### Brief
Would it be possible to write out each entry below exactly, without the pictures?

### Input material

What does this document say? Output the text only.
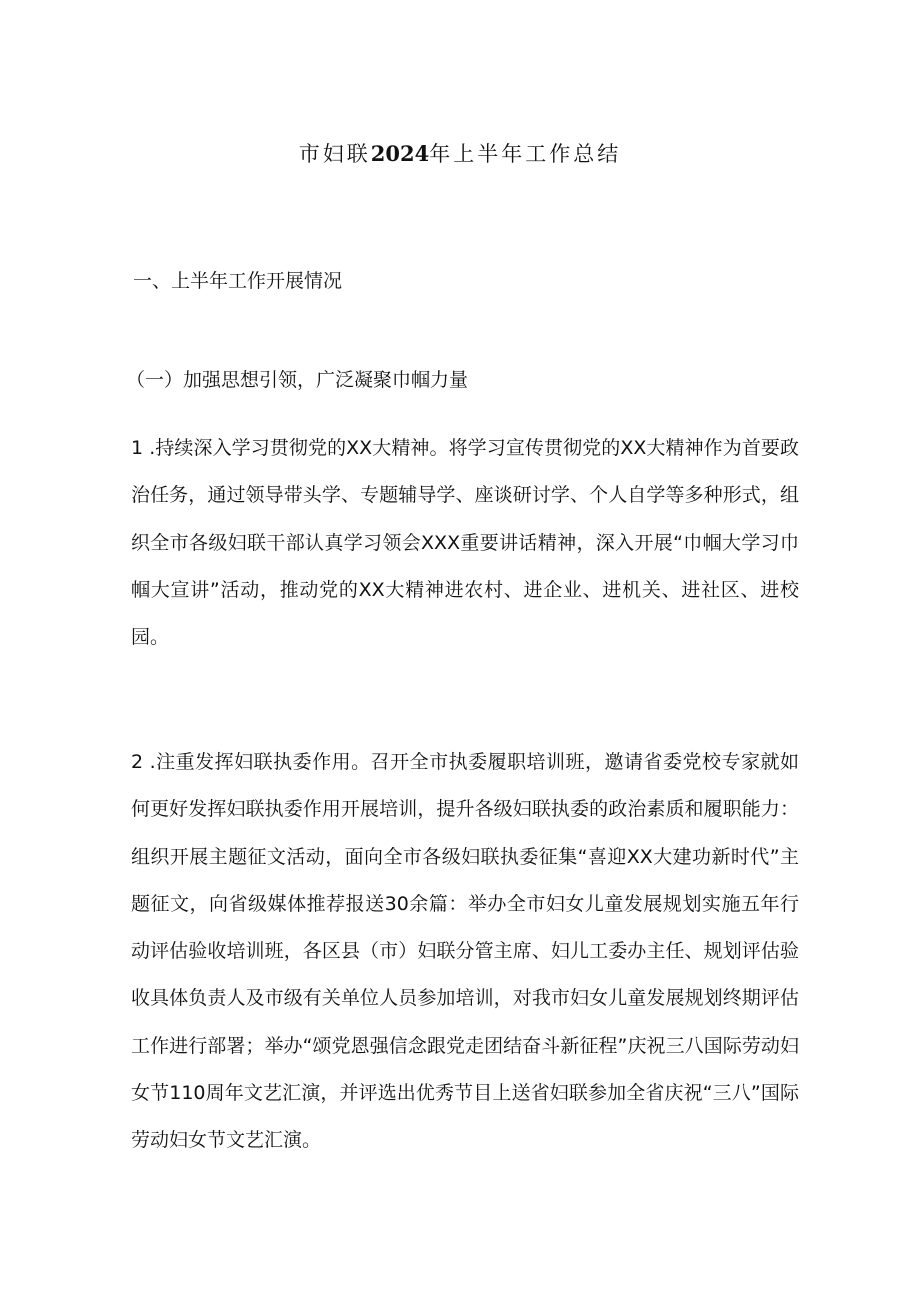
市妇联2024年上半年工作总结
一、上半年工作开展情况
（一）加强思想引领，广泛凝聚巾帼力量

1 .持续深入学习贯彻党的XX大精神。将学习宣传贯彻党的XX大精神作为首要政治任务，通过领导带头学、专题辅导学、座谈研讨学、个人自学等多种形式，组织全市各级妇联干部认真学习领会XXX重要讲话精神，深入开展“巾帼大学习巾帼大宣讲”活动，推动党的XX大精神进农村、进企业、进机关、进社区、进校园。

2 .注重发挥妇联执委作用。召开全市执委履职培训班，邀请省委党校专家就如何更好发挥妇联执委作用开展培训，提升各级妇联执委的政治素质和履职能力：组织开展主题征文活动，面向全市各级妇联执委征集“喜迎XX大建功新时代”主题征文，向省级媒体推荐报送30余篇：举办全市妇女儿童发展规划实施五年行动评估验收培训班，各区县（市）妇联分管主席、妇儿工委办主任、规划评估验收具体负责人及市级有关单位人员参加培训，对我市妇女儿童发展规划终期评估工作进行部署；举办“颂党恩强信念跟党走团结奋斗新征程”庆祝三八国际劳动妇女节110周年文艺汇演，并评选出优秀节目上送省妇联参加全省庆祝“三八”国际劳动妇女节文艺汇演。
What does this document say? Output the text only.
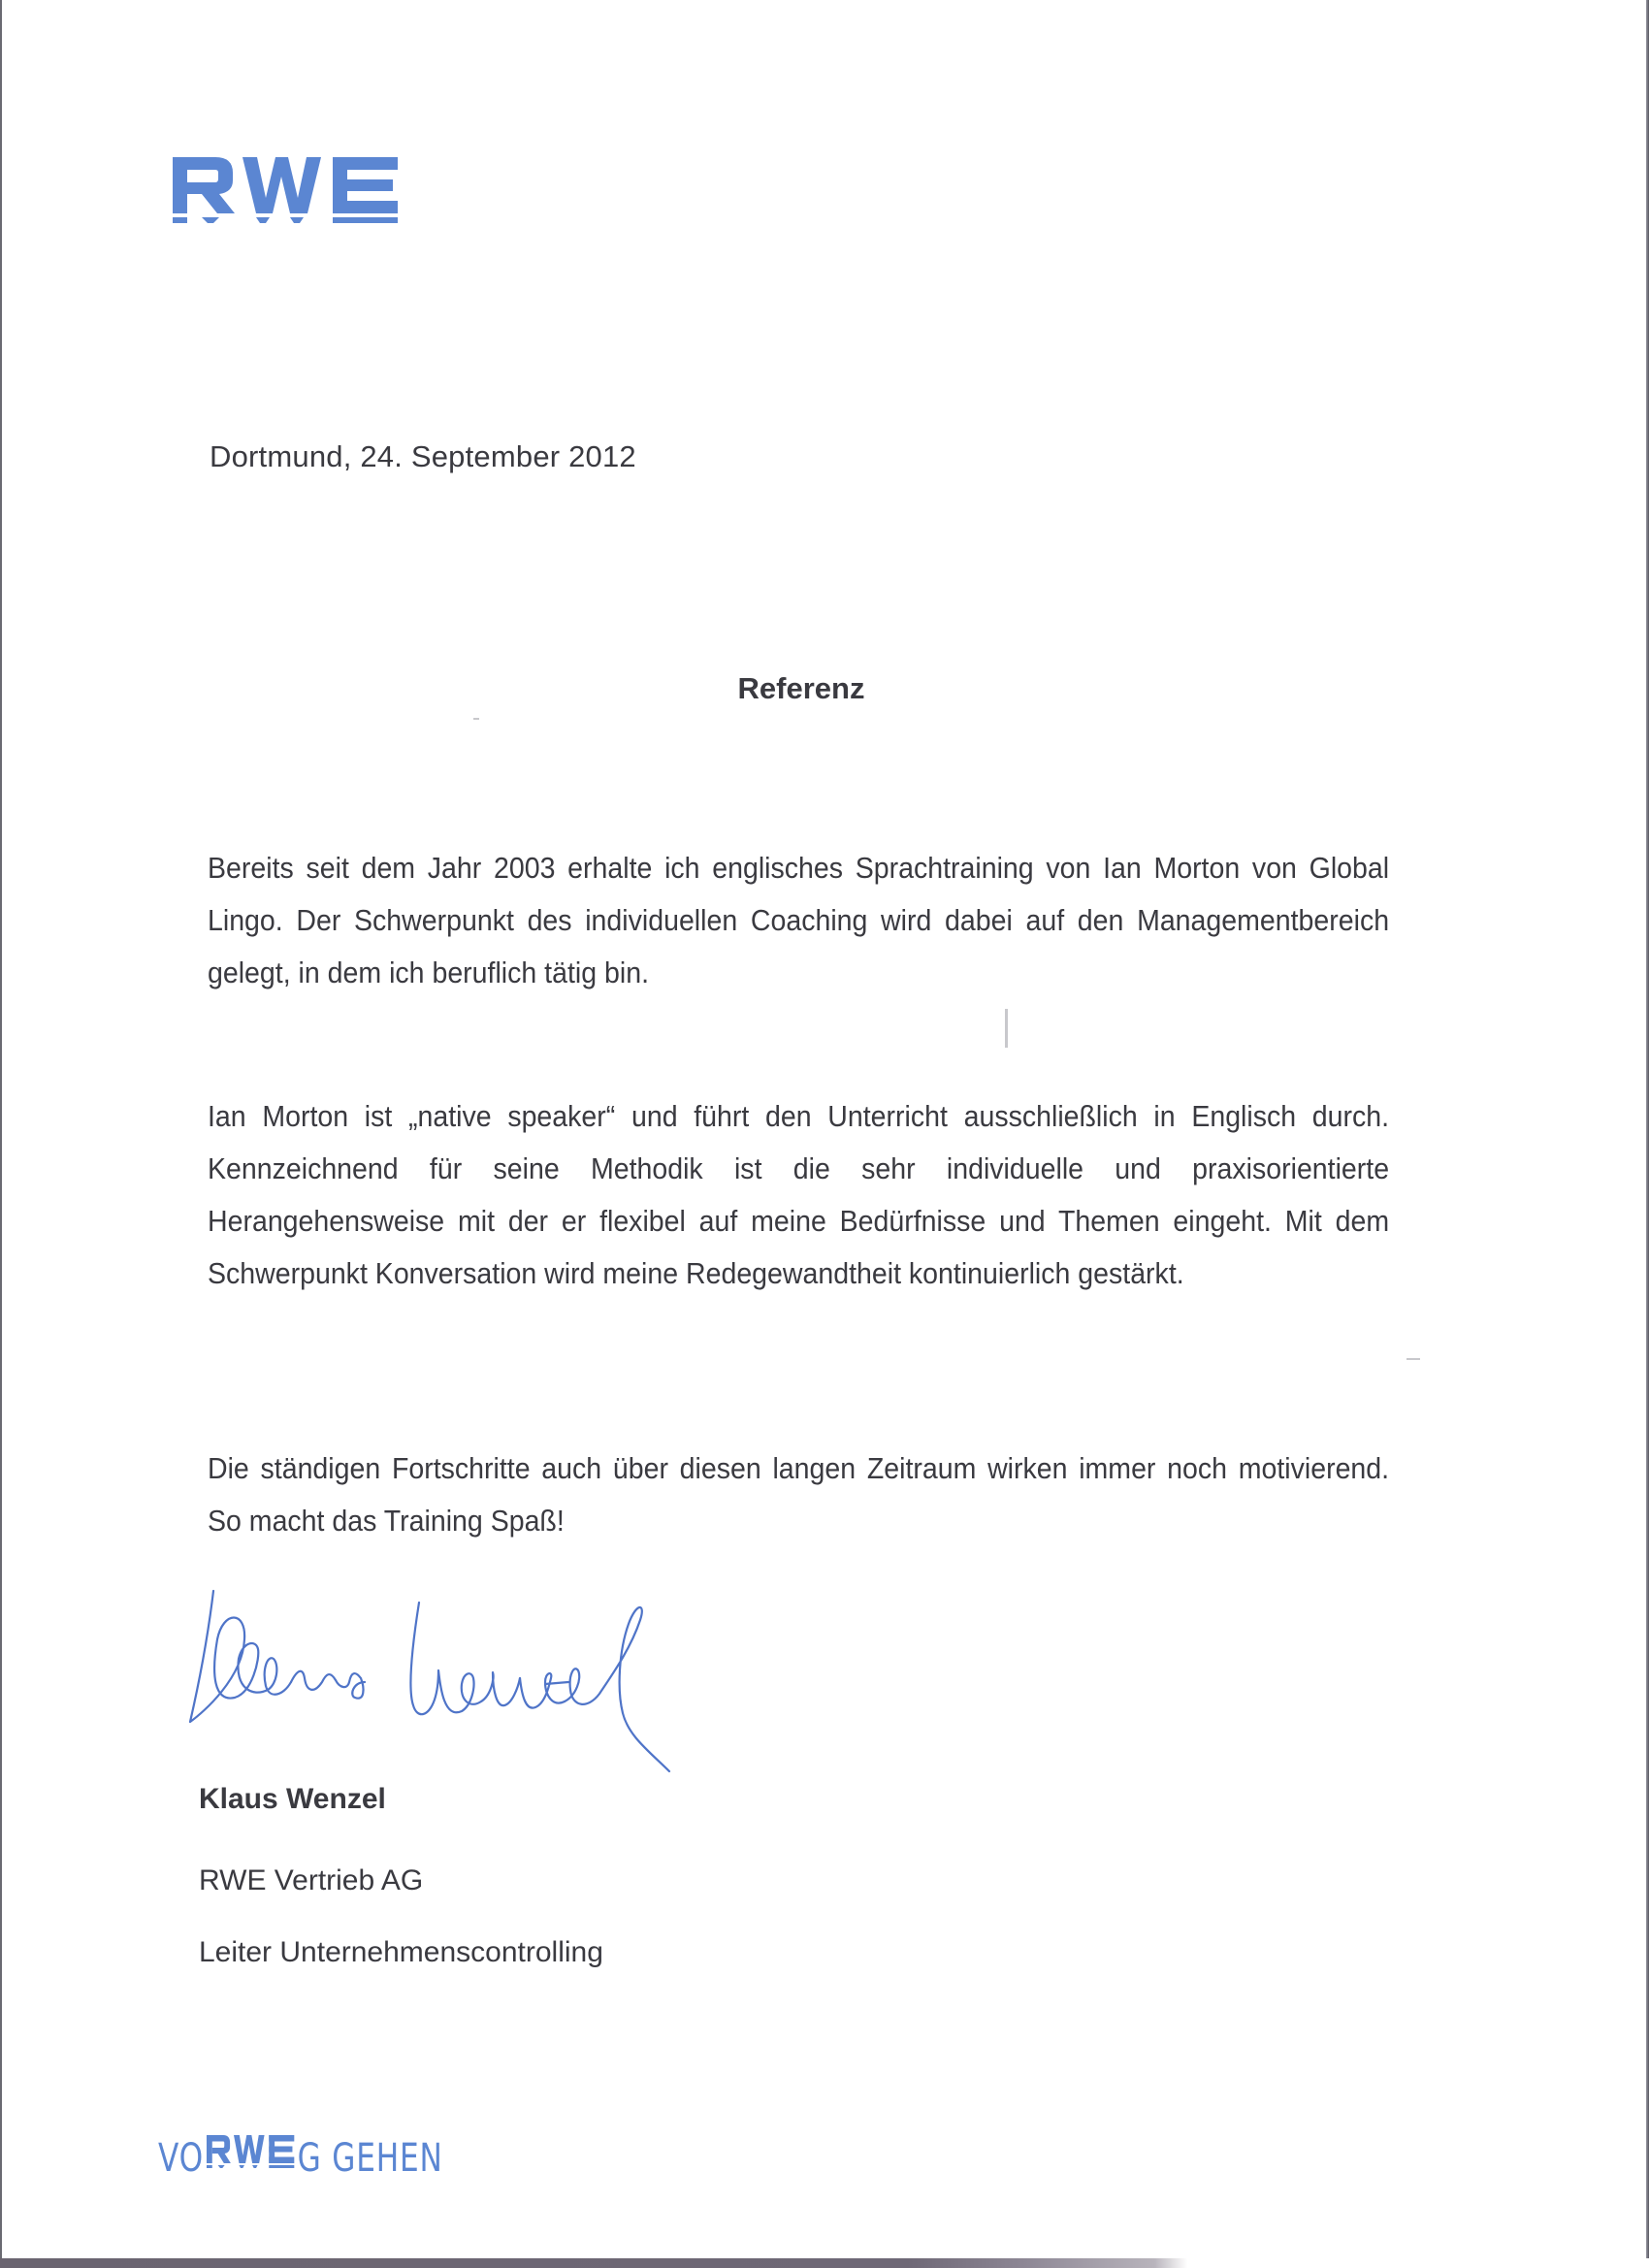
Dortmund, 24. September 2012
Referenz

Bereits seit dem Jahr 2003 erhalte ich englisches Sprachtraining von Ian Morton von Global Lingo. Der Schwerpunkt des individuellen Coaching wird dabei auf den Managementbereich gelegt, in dem ich beruflich tätig bin.

Ian Morton ist „native speaker“ und führt den Unterricht ausschließlich in Englisch durch. Kennzeichnend für seine Methodik ist die sehr individuelle und praxisorientierte Herangehensweise mit der er flexibel auf meine Bedürfnisse und Themen eingeht. Mit dem Schwerpunkt Konversation wird meine Redegewandtheit kontinuierlich gestärkt.

Die ständigen Fortschritte auch über diesen langen Zeitraum wirken immer noch motivierend. So macht das Training Spaß!

Klaus Wenzel
RWE Vertrieb AG
Leiter Unternehmenscontrolling
VO G GEHEN
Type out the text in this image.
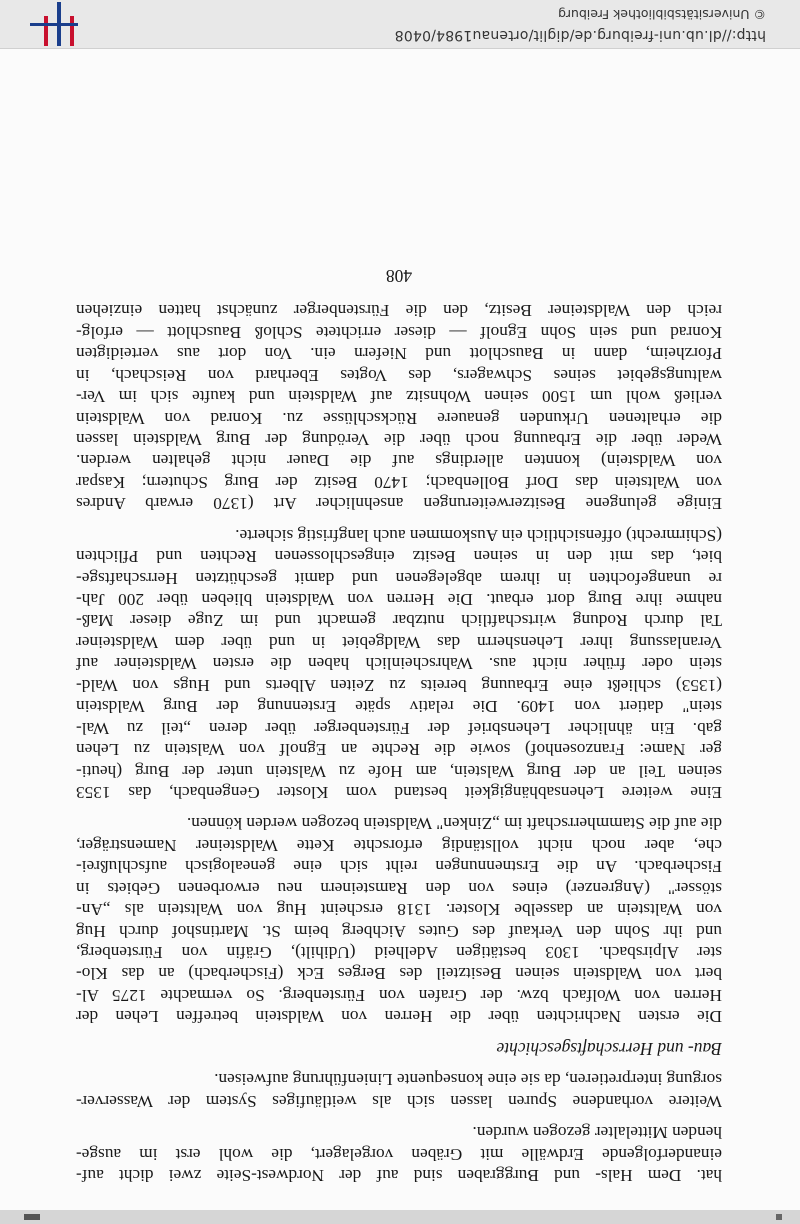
hat. Dem Hals- und Burggraben sind auf der Nordwest-Seite zwei dicht auf-
einanderfolgende Erdwälle mit Gräben vorgelagert, die wohl erst im ausge-
henden Mittelalter gezogen wurden.
Weitere vorhandene Spuren lassen sich als weitläufiges System der Wasserver-
sorgung interpretieren, da sie eine konsequente Linienführung aufweisen.
Bau- und Herrschaftsgeschichte
Die ersten Nachrichten über die Herren von Waldstein betreffen Lehen der
Herren von Wolfach bzw. der Grafen von Fürstenberg. So vermachte 1275 Al-
bert von Waldstein seinen Besitzteil des Berges Eck (Fischerbach) an das Klo-
ster Alpirsbach. 1303 bestätigen Adelheid (Udihilt), Gräfin von Fürstenberg,
und ihr Sohn den Verkauf des Gutes Aichberg beim St. Martinshof durch Hug
von Waltstein an dasselbe Kloster. 1318 erscheint Hug von Waltstein als „An-
stösser" (Angrenzer) eines von den Ramsteinern neu erworbenen Gebiets in
Fischerbach. An die Erstnennungen reiht sich eine genealogisch aufschlußrei-
che, aber noch nicht vollständig erforschte Kette Waldsteiner Namensträger,
die auf die Stammherrschaft im „Zinken" Waldstein bezogen werden können.
Eine weitere Lehensabhängigkeit bestand vom Kloster Gengenbach, das 1353
seinen Teil an der Burg Walstein, am Hofe zu Walstein unter der Burg (heuti-
ger Name: Franzosenhof) sowie die Rechte an Egnolf von Walstein zu Lehen
gab. Ein ähnlicher Lehensbrief der Fürstenberger über deren „teil zu Wal-
stein" datiert von 1409. Die relativ späte Erstennung der Burg Waldstein
(1353) schließt eine Erbauung bereits zu Zeiten Alberts und Hugs von Wald-
stein oder früher nicht aus. Wahrscheinlich haben die ersten Waldsteiner auf
Veranlassung ihrer Lehensherrn das Waldgebiet in und über dem Waldsteiner
Tal durch Rodung wirtschaftlich nutzbar gemacht und im Zuge dieser Maß-
nahme ihre Burg dort erbaut. Die Herren von Waldstein blieben über 200 Jah-
re unangefochten in ihrem abgelegenen und damit geschützten Herrschaftsge-
biet, das mit den in seinen Besitz eingeschlossenen Rechten und Pflichten
(Schirmrecht) offensichtlich ein Auskommen auch langfristig sicherte.
Einige gelungene Besitzerweiterungen ansehnlicher Art (1370 erwarb Andres
von Waltstein das Dorf Bollenbach; 1470 Besitz der Burg Schutern; Kaspar
von Waldstein) konnten allerdings auf die Dauer nicht gehalten werden.
Weder über die Erbauung noch über die Verödung der Burg Waldstein lassen
die erhaltenen Urkunden genauere Rückschlüsse zu. Konrad von Waldstein
verließ wohl um 1500 seinen Wohnsitz auf Waldstein und kaufte sich im Ver-
waltungsgebiet seines Schwagers, des Vogtes Eberhard von Reischach, in
Pforzheim, dann in Bauschlott und Niefern ein. Von dort aus verteidigten
Konrad und sein Sohn Egnolf — dieser errichtete Schloß Bauschlott — erfolg-
reich den Waldsteiner Besitz, den die Fürstenberger zunächst hatten einziehen
408
http://dl.ub.uni-freiburg.de/diglit/ortenau1984/0408
© Universitätsbibliothek Freiburg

### Exercise solution
What does this document say? Output the text only.
市妇联2024年上半年工作总结
一、上半年工作开展情况
（一）加强思想引领，广泛凝聚巾帼力量

1 .持续深入学习贯彻党的XX大精神。将学习宣传贯彻党的XX大精神作为首要政治任务，通过领导带头学、专题辅导学、座谈研讨学、个人自学等多种形式，组织全市各级妇联干部认真学习领会XXX重要讲话精神，深入开展“巾帼大学习巾帼大宣讲”活动，推动党的XX大精神进农村、进企业、进机关、进社区、进校园。

2 .注重发挥妇联执委作用。召开全市执委履职培训班，邀请省委党校专家就如何更好发挥妇联执委作用开展培训，提升各级妇联执委的政治素质和履职能力：组织开展主题征文活动，面向全市各级妇联执委征集“喜迎XX大建功新时代”主题征文，向省级媒体推荐报送30余篇：举办全市妇女儿童发展规划实施五年行动评估验收培训班，各区县（市）妇联分管主席、妇儿工委办主任、规划评估验收具体负责人及市级有关单位人员参加培训，对我市妇女儿童发展规划终期评估工作进行部署；举办“颂党恩强信念跟党走团结奋斗新征程”庆祝三八国际劳动妇女节110周年文艺汇演，并评选出优秀节目上送省妇联参加全省庆祝“三八”国际劳动妇女节文艺汇演。
What does this document say? Output the text only.
Dortmund, 24. September 2012
Referenz

Bereits seit dem Jahr 2003 erhalte ich englisches Sprachtraining von Ian Morton von Global Lingo. Der Schwerpunkt des individuellen Coaching wird dabei auf den Managementbereich gelegt, in dem ich beruflich tätig bin.

Ian Morton ist „native speaker“ und führt den Unterricht ausschließlich in Englisch durch. Kennzeichnend für seine Methodik ist die sehr individuelle und praxisorientierte Herangehensweise mit der er flexibel auf meine Bedürfnisse und Themen eingeht. Mit dem Schwerpunkt Konversation wird meine Redegewandtheit kontinuierlich gestärkt.

Die ständigen Fortschritte auch über diesen langen Zeitraum wirken immer noch motivierend. So macht das Training Spaß!

Klaus Wenzel
RWE Vertrieb AG
Leiter Unternehmenscontrolling
VO G GEHEN
Type out the text in this image.
hat. Dem Hals- und Burggraben sind auf der Nordwest-Seite zwei dicht auf-
einanderfolgende Erdwälle mit Gräben vorgelagert, die wohl erst im ausge-
henden Mittelalter gezogen wurden.
Weitere vorhandene Spuren lassen sich als weitläufiges System der Wasserver-
sorgung interpretieren, da sie eine konsequente Linienführung aufweisen.
Bau- und Herrschaftsgeschichte
Die ersten Nachrichten über die Herren von Waldstein betreffen Lehen der
Herren von Wolfach bzw. der Grafen von Fürstenberg. So vermachte 1275 Al-
bert von Waldstein seinen Besitzteil des Berges Eck (Fischerbach) an das Klo-
ster Alpirsbach. 1303 bestätigen Adelheid (Udihilt), Gräfin von Fürstenberg,
und ihr Sohn den Verkauf des Gutes Aichberg beim St. Martinshof durch Hug
von Waltstein an dasselbe Kloster. 1318 erscheint Hug von Waltstein als „An-
stösser" (Angrenzer) eines von den Ramsteinern neu erworbenen Gebiets in
Fischerbach. An die Erstnennungen reiht sich eine genealogisch aufschlußrei-
che, aber noch nicht vollständig erforschte Kette Waldsteiner Namensträger,
die auf die Stammherrschaft im „Zinken" Waldstein bezogen werden können.
Eine weitere Lehensabhängigkeit bestand vom Kloster Gengenbach, das 1353
seinen Teil an der Burg Walstein, am Hofe zu Walstein unter der Burg (heuti-
ger Name: Franzosenhof) sowie die Rechte an Egnolf von Walstein zu Lehen
gab. Ein ähnlicher Lehensbrief der Fürstenberger über deren „teil zu Wal-
stein" datiert von 1409. Die relativ späte Erstennung der Burg Waldstein
(1353) schließt eine Erbauung bereits zu Zeiten Alberts und Hugs von Wald-
stein oder früher nicht aus. Wahrscheinlich haben die ersten Waldsteiner auf
Veranlassung ihrer Lehensherrn das Waldgebiet in und über dem Waldsteiner
Tal durch Rodung wirtschaftlich nutzbar gemacht und im Zuge dieser Maß-
nahme ihre Burg dort erbaut. Die Herren von Waldstein blieben über 200 Jah-
re unangefochten in ihrem abgelegenen und damit geschützten Herrschaftsge-
biet, das mit den in seinen Besitz eingeschlossenen Rechten und Pflichten
(Schirmrecht) offensichtlich ein Auskommen auch langfristig sicherte.
Einige gelungene Besitzerweiterungen ansehnlicher Art (1370 erwarb Andres
von Waltstein das Dorf Bollenbach; 1470 Besitz der Burg Schutern; Kaspar
von Waldstein) konnten allerdings auf die Dauer nicht gehalten werden.
Weder über die Erbauung noch über die Verödung der Burg Waldstein lassen
die erhaltenen Urkunden genauere Rückschlüsse zu. Konrad von Waldstein
verließ wohl um 1500 seinen Wohnsitz auf Waldstein und kaufte sich im Ver-
waltungsgebiet seines Schwagers, des Vogtes Eberhard von Reischach, in
Pforzheim, dann in Bauschlott und Niefern ein. Von dort aus verteidigten
Konrad und sein Sohn Egnolf — dieser errichtete Schloß Bauschlott — erfolg-
reich den Waldsteiner Besitz, den die Fürstenberger zunächst hatten einziehen
408
http://dl.ub.uni-freiburg.de/diglit/ortenau1984/0408
© Universitätsbibliothek Freiburg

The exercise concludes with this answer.